> [Dataset rows about figures]:
* * * * * * *

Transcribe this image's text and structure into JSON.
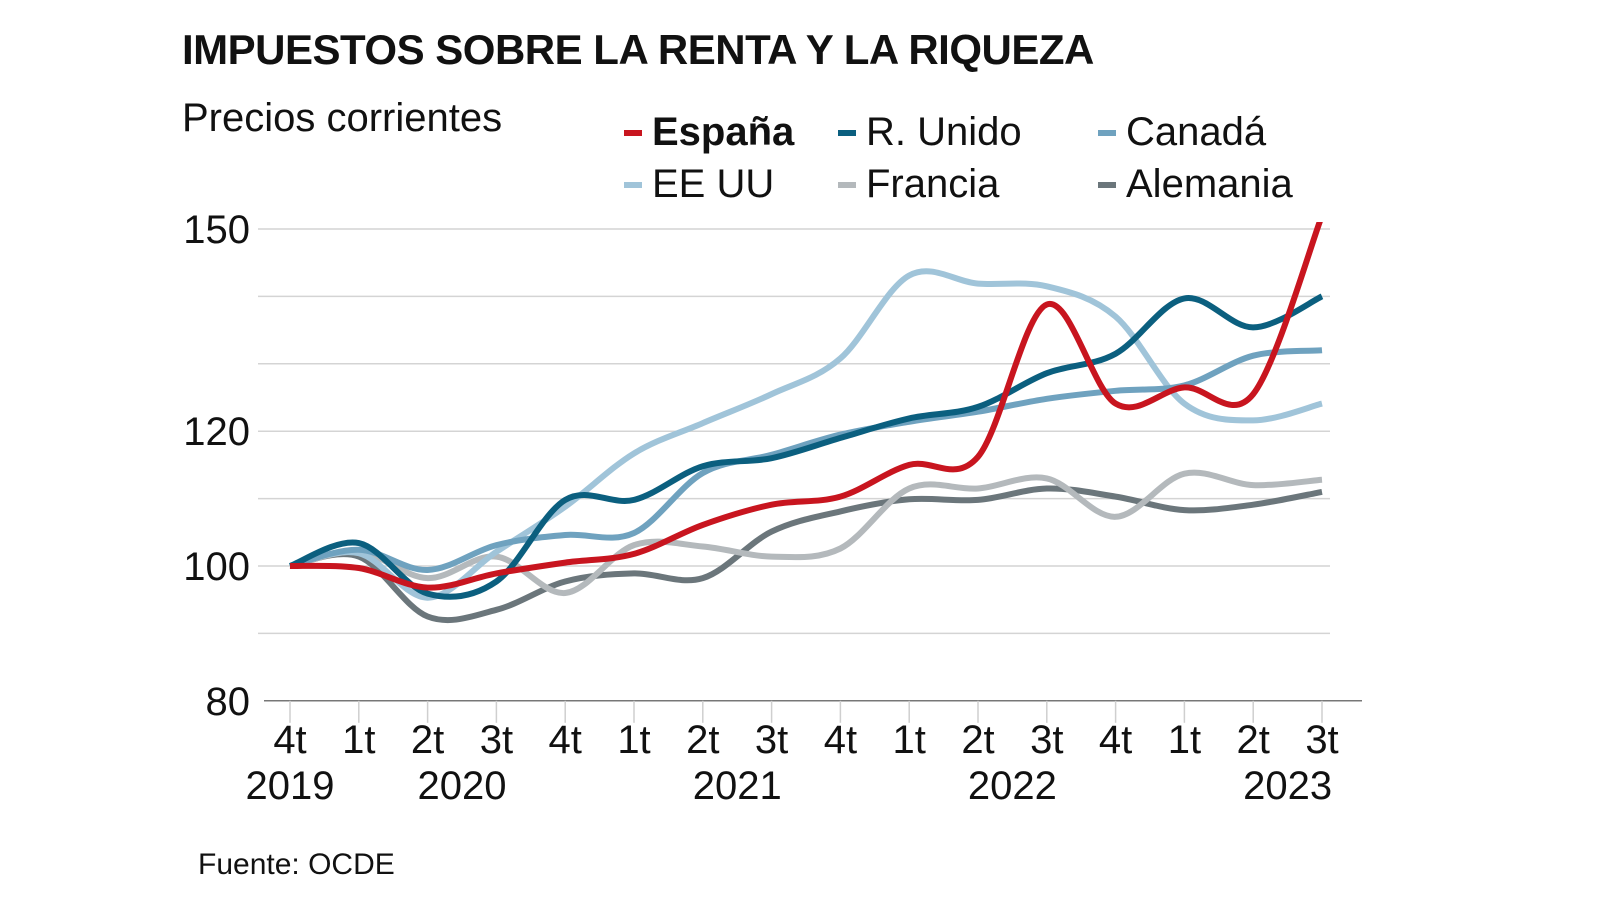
{
  "title": "IMPUESTOS SOBRE LA RENTA Y LA RIQUEZA",
  "subtitle": "Precios corrientes",
  "source": "Fuente: OCDE",
  "legend": [
    {
      "label": "España",
      "color": "#c8151f",
      "bold": true
    },
    {
      "label": "R. Unido",
      "color": "#0b5f7f",
      "bold": false
    },
    {
      "label": "Canadá",
      "color": "#6fa2bf",
      "bold": false
    },
    {
      "label": "EE UU",
      "color": "#a0c4d9",
      "bold": false
    },
    {
      "label": "Francia",
      "color": "#b4b9bc",
      "bold": false
    },
    {
      "label": "Alemania",
      "color": "#6b767b",
      "bold": false
    }
  ],
  "chart_data": {
    "type": "line",
    "title": "IMPUESTOS SOBRE LA RENTA Y LA RIQUEZA",
    "subtitle": "Precios corrientes",
    "xlabel": "",
    "ylabel": "",
    "x": [
      "4t 2019",
      "1t 2020",
      "2t 2020",
      "3t 2020",
      "4t 2020",
      "1t 2021",
      "2t 2021",
      "3t 2021",
      "4t 2021",
      "1t 2022",
      "2t 2022",
      "3t 2022",
      "4t 2022",
      "1t 2023",
      "2t 2023",
      "3t 2023"
    ],
    "x_tick_labels": [
      "4t",
      "1t",
      "2t",
      "3t",
      "4t",
      "1t",
      "2t",
      "3t",
      "4t",
      "1t",
      "2t",
      "3t",
      "4t",
      "1t",
      "2t",
      "3t"
    ],
    "x_year_labels": [
      {
        "label": "2019",
        "at_index": 0
      },
      {
        "label": "2020",
        "at_index": 2.5
      },
      {
        "label": "2021",
        "at_index": 6.5
      },
      {
        "label": "2022",
        "at_index": 10.5
      },
      {
        "label": "2023",
        "at_index": 14.5
      }
    ],
    "y_ticks_labeled": [
      150,
      120,
      100,
      80
    ],
    "y_gridlines": [
      150,
      140,
      130,
      120,
      110,
      100,
      90
    ],
    "ylim": [
      80,
      150
    ],
    "grid": true,
    "legend_position": "top-right",
    "series": [
      {
        "name": "España",
        "color": "#c8151f",
        "values": [
          100,
          99.7,
          96.8,
          98.9,
          100.5,
          101.8,
          106.1,
          109.1,
          110.3,
          115.0,
          116.2,
          138.8,
          124.1,
          126.5,
          125.5,
          152.0
        ]
      },
      {
        "name": "R. Unido",
        "color": "#0b5f7f",
        "values": [
          100,
          103.4,
          95.9,
          97.7,
          109.8,
          109.8,
          114.8,
          116.0,
          119.0,
          121.9,
          123.6,
          128.6,
          131.5,
          139.7,
          135.4,
          140.0
        ]
      },
      {
        "name": "Canadá",
        "color": "#6fa2bf",
        "values": [
          100,
          102.4,
          99.4,
          103.1,
          104.6,
          104.9,
          113.8,
          116.5,
          119.5,
          121.4,
          122.9,
          124.8,
          126.0,
          126.8,
          131.2,
          132.0
        ]
      },
      {
        "name": "EE UU",
        "color": "#a0c4d9",
        "values": [
          100,
          101.9,
          95.3,
          102.1,
          108.8,
          116.7,
          121.2,
          125.5,
          130.8,
          143.1,
          141.9,
          141.5,
          137.0,
          124.1,
          121.6,
          124.1
        ]
      },
      {
        "name": "Francia",
        "color": "#b4b9bc",
        "values": [
          100,
          102.1,
          98.2,
          101.4,
          96.0,
          103.1,
          102.9,
          101.4,
          102.6,
          111.5,
          111.5,
          113.0,
          107.3,
          113.7,
          112.0,
          112.8
        ]
      },
      {
        "name": "Alemania",
        "color": "#6b767b",
        "values": [
          100,
          101.4,
          92.5,
          93.5,
          97.7,
          98.9,
          98.2,
          105.1,
          108.1,
          109.9,
          109.8,
          111.5,
          110.3,
          108.3,
          109.1,
          111.0
        ]
      }
    ]
  }
}
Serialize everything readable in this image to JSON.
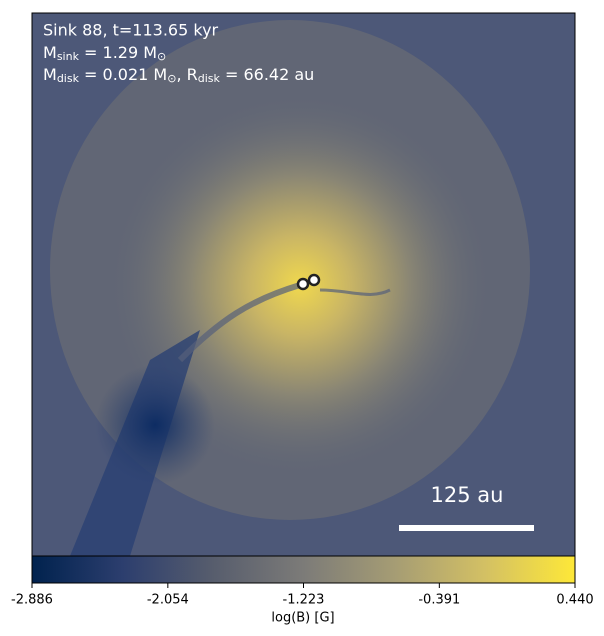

* * * * * * *

> [AIM OF THE EXERCISE]:
Skip the pictures and print each record exactly as it stands.

> [SOLUTION TO THIS PROBLEM]:
Transcribe this image's text and structure into JSON.
{
  "title": "IMPUESTOS SOBRE LA RENTA Y LA RIQUEZA",
  "subtitle": "Precios corrientes",
  "source": "Fuente: OCDE",
  "legend": [
    {
      "label": "España",
      "color": "#c8151f",
      "bold": true
    },
    {
      "label": "R. Unido",
      "color": "#0b5f7f",
      "bold": false
    },
    {
      "label": "Canadá",
      "color": "#6fa2bf",
      "bold": false
    },
    {
      "label": "EE UU",
      "color": "#a0c4d9",
      "bold": false
    },
    {
      "label": "Francia",
      "color": "#b4b9bc",
      "bold": false
    },
    {
      "label": "Alemania",
      "color": "#6b767b",
      "bold": false
    }
  ],
  "chart_data": {
    "type": "line",
    "title": "IMPUESTOS SOBRE LA RENTA Y LA RIQUEZA",
    "subtitle": "Precios corrientes",
    "xlabel": "",
    "ylabel": "",
    "x": [
      "4t 2019",
      "1t 2020",
      "2t 2020",
      "3t 2020",
      "4t 2020",
      "1t 2021",
      "2t 2021",
      "3t 2021",
      "4t 2021",
      "1t 2022",
      "2t 2022",
      "3t 2022",
      "4t 2022",
      "1t 2023",
      "2t 2023",
      "3t 2023"
    ],
    "x_tick_labels": [
      "4t",
      "1t",
      "2t",
      "3t",
      "4t",
      "1t",
      "2t",
      "3t",
      "4t",
      "1t",
      "2t",
      "3t",
      "4t",
      "1t",
      "2t",
      "3t"
    ],
    "x_year_labels": [
      {
        "label": "2019",
        "at_index": 0
      },
      {
        "label": "2020",
        "at_index": 2.5
      },
      {
        "label": "2021",
        "at_index": 6.5
      },
      {
        "label": "2022",
        "at_index": 10.5
      },
      {
        "label": "2023",
        "at_index": 14.5
      }
    ],
    "y_ticks_labeled": [
      150,
      120,
      100,
      80
    ],
    "y_gridlines": [
      150,
      140,
      130,
      120,
      110,
      100,
      90
    ],
    "ylim": [
      80,
      150
    ],
    "grid": true,
    "legend_position": "top-right",
    "series": [
      {
        "name": "España",
        "color": "#c8151f",
        "values": [
          100,
          99.7,
          96.8,
          98.9,
          100.5,
          101.8,
          106.1,
          109.1,
          110.3,
          115.0,
          116.2,
          138.8,
          124.1,
          126.5,
          125.5,
          152.0
        ]
      },
      {
        "name": "R. Unido",
        "color": "#0b5f7f",
        "values": [
          100,
          103.4,
          95.9,
          97.7,
          109.8,
          109.8,
          114.8,
          116.0,
          119.0,
          121.9,
          123.6,
          128.6,
          131.5,
          139.7,
          135.4,
          140.0
        ]
      },
      {
        "name": "Canadá",
        "color": "#6fa2bf",
        "values": [
          100,
          102.4,
          99.4,
          103.1,
          104.6,
          104.9,
          113.8,
          116.5,
          119.5,
          121.4,
          122.9,
          124.8,
          126.0,
          126.8,
          131.2,
          132.0
        ]
      },
      {
        "name": "EE UU",
        "color": "#a0c4d9",
        "values": [
          100,
          101.9,
          95.3,
          102.1,
          108.8,
          116.7,
          121.2,
          125.5,
          130.8,
          143.1,
          141.9,
          141.5,
          137.0,
          124.1,
          121.6,
          124.1
        ]
      },
      {
        "name": "Francia",
        "color": "#b4b9bc",
        "values": [
          100,
          102.1,
          98.2,
          101.4,
          96.0,
          103.1,
          102.9,
          101.4,
          102.6,
          111.5,
          111.5,
          113.0,
          107.3,
          113.7,
          112.0,
          112.8
        ]
      },
      {
        "name": "Alemania",
        "color": "#6b767b",
        "values": [
          100,
          101.4,
          92.5,
          93.5,
          97.7,
          98.9,
          98.2,
          105.1,
          108.1,
          109.9,
          109.8,
          111.5,
          110.3,
          108.3,
          109.1,
          111.0
        ]
      }
    ]
  }
}
Serialize everything readable in this image to JSON.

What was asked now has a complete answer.